##### Available data #####
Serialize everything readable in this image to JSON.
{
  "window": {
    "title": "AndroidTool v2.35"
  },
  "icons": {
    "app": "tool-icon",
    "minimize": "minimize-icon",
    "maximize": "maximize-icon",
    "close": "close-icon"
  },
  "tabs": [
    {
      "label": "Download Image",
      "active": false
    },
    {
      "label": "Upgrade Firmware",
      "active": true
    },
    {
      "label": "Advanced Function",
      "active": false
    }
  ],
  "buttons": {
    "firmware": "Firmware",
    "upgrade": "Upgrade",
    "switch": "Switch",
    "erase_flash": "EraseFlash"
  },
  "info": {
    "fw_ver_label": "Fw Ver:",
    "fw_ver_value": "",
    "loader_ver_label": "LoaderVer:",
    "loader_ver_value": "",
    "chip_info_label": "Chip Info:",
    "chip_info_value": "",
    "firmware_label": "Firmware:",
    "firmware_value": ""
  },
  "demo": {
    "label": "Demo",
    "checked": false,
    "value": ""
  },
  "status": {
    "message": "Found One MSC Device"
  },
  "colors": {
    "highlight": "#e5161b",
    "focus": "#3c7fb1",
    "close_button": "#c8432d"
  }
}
#####
## [Your instructions]
Extract each line of the listing above, copying it word for word.

## [The output]
Serialize everything readable in this image to JSON.
{
  "window": {
    "title": "AndroidTool v2.35"
  },
  "icons": {
    "app": "tool-icon",
    "minimize": "minimize-icon",
    "maximize": "maximize-icon",
    "close": "close-icon"
  },
  "tabs": [
    {
      "label": "Download Image",
      "active": false
    },
    {
      "label": "Upgrade Firmware",
      "active": true
    },
    {
      "label": "Advanced Function",
      "active": false
    }
  ],
  "buttons": {
    "firmware": "Firmware",
    "upgrade": "Upgrade",
    "switch": "Switch",
    "erase_flash": "EraseFlash"
  },
  "info": {
    "fw_ver_label": "Fw Ver:",
    "fw_ver_value": "",
    "loader_ver_label": "LoaderVer:",
    "loader_ver_value": "",
    "chip_info_label": "Chip Info:",
    "chip_info_value": "",
    "firmware_label": "Firmware:",
    "firmware_value": ""
  },
  "demo": {
    "label": "Demo",
    "checked": false,
    "value": ""
  },
  "status": {
    "message": "Found One MSC Device"
  },
  "colors": {
    "highlight": "#e5161b",
    "focus": "#3c7fb1",
    "close_button": "#c8432d"
  }
}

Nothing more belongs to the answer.